Set down the full listing exactly, character for character.

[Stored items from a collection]
▽
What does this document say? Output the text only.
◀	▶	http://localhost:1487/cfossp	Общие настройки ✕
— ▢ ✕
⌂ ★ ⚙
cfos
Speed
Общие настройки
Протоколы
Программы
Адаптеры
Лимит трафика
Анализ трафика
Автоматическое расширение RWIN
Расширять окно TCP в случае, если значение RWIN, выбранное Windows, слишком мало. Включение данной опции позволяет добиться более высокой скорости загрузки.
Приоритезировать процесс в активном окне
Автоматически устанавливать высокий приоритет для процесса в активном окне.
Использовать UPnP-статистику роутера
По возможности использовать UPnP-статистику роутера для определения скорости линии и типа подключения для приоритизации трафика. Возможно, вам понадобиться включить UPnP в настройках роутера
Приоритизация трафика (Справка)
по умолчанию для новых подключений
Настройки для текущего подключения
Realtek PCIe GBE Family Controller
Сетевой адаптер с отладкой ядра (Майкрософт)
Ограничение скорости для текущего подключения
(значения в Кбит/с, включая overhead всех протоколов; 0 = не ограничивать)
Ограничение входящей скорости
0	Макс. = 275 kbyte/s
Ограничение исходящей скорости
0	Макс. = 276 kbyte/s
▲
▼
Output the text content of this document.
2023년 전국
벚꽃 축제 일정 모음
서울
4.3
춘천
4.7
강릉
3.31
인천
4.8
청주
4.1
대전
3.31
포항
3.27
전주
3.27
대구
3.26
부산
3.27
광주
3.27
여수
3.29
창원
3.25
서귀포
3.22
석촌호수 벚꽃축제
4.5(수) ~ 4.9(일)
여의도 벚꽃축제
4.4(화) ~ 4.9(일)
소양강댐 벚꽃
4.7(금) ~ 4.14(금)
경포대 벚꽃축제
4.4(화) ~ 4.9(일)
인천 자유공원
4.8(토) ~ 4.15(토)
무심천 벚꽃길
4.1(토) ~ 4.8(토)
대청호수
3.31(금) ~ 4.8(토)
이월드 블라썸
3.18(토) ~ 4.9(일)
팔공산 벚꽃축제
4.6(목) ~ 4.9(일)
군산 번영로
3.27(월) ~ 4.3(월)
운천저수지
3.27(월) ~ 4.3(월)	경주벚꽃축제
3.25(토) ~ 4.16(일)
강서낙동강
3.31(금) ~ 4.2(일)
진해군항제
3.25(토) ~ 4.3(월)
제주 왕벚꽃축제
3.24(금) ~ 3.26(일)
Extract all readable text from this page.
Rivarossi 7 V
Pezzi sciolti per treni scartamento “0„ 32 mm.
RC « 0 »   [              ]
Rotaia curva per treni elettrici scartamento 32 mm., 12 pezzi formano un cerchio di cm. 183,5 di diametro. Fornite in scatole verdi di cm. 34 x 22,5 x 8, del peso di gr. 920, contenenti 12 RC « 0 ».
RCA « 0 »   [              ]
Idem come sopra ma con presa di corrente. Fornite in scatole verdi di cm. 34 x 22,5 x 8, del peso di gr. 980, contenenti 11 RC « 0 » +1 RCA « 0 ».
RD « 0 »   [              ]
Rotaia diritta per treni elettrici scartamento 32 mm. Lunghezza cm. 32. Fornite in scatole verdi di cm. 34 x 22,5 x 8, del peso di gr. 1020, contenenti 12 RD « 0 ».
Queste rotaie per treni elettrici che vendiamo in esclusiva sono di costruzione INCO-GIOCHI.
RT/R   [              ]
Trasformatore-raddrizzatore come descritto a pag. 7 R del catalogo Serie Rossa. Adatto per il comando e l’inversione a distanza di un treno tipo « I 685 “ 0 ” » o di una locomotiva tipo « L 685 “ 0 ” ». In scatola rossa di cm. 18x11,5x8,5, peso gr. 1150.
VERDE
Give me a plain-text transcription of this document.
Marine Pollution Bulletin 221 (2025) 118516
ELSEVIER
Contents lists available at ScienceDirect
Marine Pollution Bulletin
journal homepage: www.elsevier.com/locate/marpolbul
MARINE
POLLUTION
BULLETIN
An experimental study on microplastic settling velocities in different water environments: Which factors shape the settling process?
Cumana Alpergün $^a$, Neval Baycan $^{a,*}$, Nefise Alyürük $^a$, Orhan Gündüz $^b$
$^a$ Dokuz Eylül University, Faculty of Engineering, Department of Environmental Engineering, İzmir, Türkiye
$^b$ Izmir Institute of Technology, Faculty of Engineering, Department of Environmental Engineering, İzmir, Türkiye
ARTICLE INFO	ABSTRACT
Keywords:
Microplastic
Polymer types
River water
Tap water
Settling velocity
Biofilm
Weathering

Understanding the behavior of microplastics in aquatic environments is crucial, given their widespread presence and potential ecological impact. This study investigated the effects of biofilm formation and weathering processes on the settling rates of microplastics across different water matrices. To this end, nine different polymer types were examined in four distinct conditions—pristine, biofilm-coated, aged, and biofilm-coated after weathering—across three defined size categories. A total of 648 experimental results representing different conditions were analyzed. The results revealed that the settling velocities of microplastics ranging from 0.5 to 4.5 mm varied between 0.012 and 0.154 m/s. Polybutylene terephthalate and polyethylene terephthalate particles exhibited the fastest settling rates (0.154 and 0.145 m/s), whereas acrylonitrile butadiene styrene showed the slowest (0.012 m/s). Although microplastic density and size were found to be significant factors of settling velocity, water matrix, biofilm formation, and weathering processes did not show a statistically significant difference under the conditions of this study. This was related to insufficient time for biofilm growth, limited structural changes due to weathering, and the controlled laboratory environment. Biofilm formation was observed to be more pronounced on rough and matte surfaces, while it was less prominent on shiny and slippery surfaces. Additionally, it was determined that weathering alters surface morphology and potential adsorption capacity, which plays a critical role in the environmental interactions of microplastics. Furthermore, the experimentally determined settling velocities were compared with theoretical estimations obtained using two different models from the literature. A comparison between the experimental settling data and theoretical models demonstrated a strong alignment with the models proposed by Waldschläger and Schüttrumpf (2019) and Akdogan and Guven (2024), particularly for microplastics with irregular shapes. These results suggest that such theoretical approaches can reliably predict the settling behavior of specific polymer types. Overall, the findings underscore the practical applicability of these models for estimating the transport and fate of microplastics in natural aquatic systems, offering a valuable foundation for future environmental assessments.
△
### SOLUTION TO THIS TASK
What does this document say? Output the text only.
◀	▶	http://localhost:1487/cfossp	Общие настройки ✕
— ▢ ✕
⌂ ★ ⚙
cfos
Speed
Общие настройки
Протоколы
Программы
Адаптеры
Лимит трафика
Анализ трафика
Автоматическое расширение RWIN
Расширять окно TCP в случае, если значение RWIN, выбранное Windows, слишком мало. Включение данной опции позволяет добиться более высокой скорости загрузки.
Приоритезировать процесс в активном окне
Автоматически устанавливать высокий приоритет для процесса в активном окне.
Использовать UPnP-статистику роутера
По возможности использовать UPnP-статистику роутера для определения скорости линии и типа подключения для приоритизации трафика. Возможно, вам понадобиться включить UPnP в настройках роутера
Приоритизация трафика (Справка)
по умолчанию для новых подключений
Настройки для текущего подключения
Realtek PCIe GBE Family Controller
Сетевой адаптер с отладкой ядра (Майкрософт)
Ограничение скорости для текущего подключения
(значения в Кбит/с, включая overhead всех протоколов; 0 = не ограничивать)
Ограничение входящей скорости
0	Макс. = 275 kbyte/s
Ограничение исходящей скорости
0	Макс. = 276 kbyte/s
▲
▼
Output the text content of this document.
2023년 전국
벚꽃 축제 일정 모음
서울
4.3
춘천
4.7
강릉
3.31
인천
4.8
청주
4.1
대전
3.31
포항
3.27
전주
3.27
대구
3.26
부산
3.27
광주
3.27
여수
3.29
창원
3.25
서귀포
3.22
석촌호수 벚꽃축제
4.5(수) ~ 4.9(일)
여의도 벚꽃축제
4.4(화) ~ 4.9(일)
소양강댐 벚꽃
4.7(금) ~ 4.14(금)
경포대 벚꽃축제
4.4(화) ~ 4.9(일)
인천 자유공원
4.8(토) ~ 4.15(토)
무심천 벚꽃길
4.1(토) ~ 4.8(토)
대청호수
3.31(금) ~ 4.8(토)
이월드 블라썸
3.18(토) ~ 4.9(일)
팔공산 벚꽃축제
4.6(목) ~ 4.9(일)
군산 번영로
3.27(월) ~ 4.3(월)
운천저수지
3.27(월) ~ 4.3(월)	경주벚꽃축제
3.25(토) ~ 4.16(일)
강서낙동강
3.31(금) ~ 4.2(일)
진해군항제
3.25(토) ~ 4.3(월)
제주 왕벚꽃축제
3.24(금) ~ 3.26(일)
Extract all readable text from this page.
Rivarossi 7 V
Pezzi sciolti per treni scartamento “0„ 32 mm.
RC « 0 »   [              ]
Rotaia curva per treni elettrici scartamento 32 mm., 12 pezzi formano un cerchio di cm. 183,5 di diametro. Fornite in scatole verdi di cm. 34 x 22,5 x 8, del peso di gr. 920, contenenti 12 RC « 0 ».
RCA « 0 »   [              ]
Idem come sopra ma con presa di corrente. Fornite in scatole verdi di cm. 34 x 22,5 x 8, del peso di gr. 980, contenenti 11 RC « 0 » +1 RCA « 0 ».
RD « 0 »   [              ]
Rotaia diritta per treni elettrici scartamento 32 mm. Lunghezza cm. 32. Fornite in scatole verdi di cm. 34 x 22,5 x 8, del peso di gr. 1020, contenenti 12 RD « 0 ».
Queste rotaie per treni elettrici che vendiamo in esclusiva sono di costruzione INCO-GIOCHI.
RT/R   [              ]
Trasformatore-raddrizzatore come descritto a pag. 7 R del catalogo Serie Rossa. Adatto per il comando e l’inversione a distanza di un treno tipo « I 685 “ 0 ” » o di una locomotiva tipo « L 685 “ 0 ” ». In scatola rossa di cm. 18x11,5x8,5, peso gr. 1150.
VERDE
Give me a plain-text transcription of this document.
Marine Pollution Bulletin 221 (2025) 118516
ELSEVIER
Contents lists available at ScienceDirect
Marine Pollution Bulletin
journal homepage: www.elsevier.com/locate/marpolbul
MARINE
POLLUTION
BULLETIN
An experimental study on microplastic settling velocities in different water environments: Which factors shape the settling process?
Cumana Alpergün $^a$, Neval Baycan $^{a,*}$, Nefise Alyürük $^a$, Orhan Gündüz $^b$
$^a$ Dokuz Eylül University, Faculty of Engineering, Department of Environmental Engineering, İzmir, Türkiye
$^b$ Izmir Institute of Technology, Faculty of Engineering, Department of Environmental Engineering, İzmir, Türkiye
ARTICLE INFO	ABSTRACT
Keywords:
Microplastic
Polymer types
River water
Tap water
Settling velocity
Biofilm
Weathering

Understanding the behavior of microplastics in aquatic environments is crucial, given their widespread presence and potential ecological impact. This study investigated the effects of biofilm formation and weathering processes on the settling rates of microplastics across different water matrices. To this end, nine different polymer types were examined in four distinct conditions—pristine, biofilm-coated, aged, and biofilm-coated after weathering—across three defined size categories. A total of 648 experimental results representing different conditions were analyzed. The results revealed that the settling velocities of microplastics ranging from 0.5 to 4.5 mm varied between 0.012 and 0.154 m/s. Polybutylene terephthalate and polyethylene terephthalate particles exhibited the fastest settling rates (0.154 and 0.145 m/s), whereas acrylonitrile butadiene styrene showed the slowest (0.012 m/s). Although microplastic density and size were found to be significant factors of settling velocity, water matrix, biofilm formation, and weathering processes did not show a statistically significant difference under the conditions of this study. This was related to insufficient time for biofilm growth, limited structural changes due to weathering, and the controlled laboratory environment. Biofilm formation was observed to be more pronounced on rough and matte surfaces, while it was less prominent on shiny and slippery surfaces. Additionally, it was determined that weathering alters surface morphology and potential adsorption capacity, which plays a critical role in the environmental interactions of microplastics. Furthermore, the experimentally determined settling velocities were compared with theoretical estimations obtained using two different models from the literature. A comparison between the experimental settling data and theoretical models demonstrated a strong alignment with the models proposed by Waldschläger and Schüttrumpf (2019) and Akdogan and Guven (2024), particularly for microplastics with irregular shapes. These results suggest that such theoretical approaches can reliably predict the settling behavior of specific polymer types. Overall, the findings underscore the practical applicability of these models for estimating the transport and fate of microplastics in natural aquatic systems, offering a valuable foundation for future environmental assessments.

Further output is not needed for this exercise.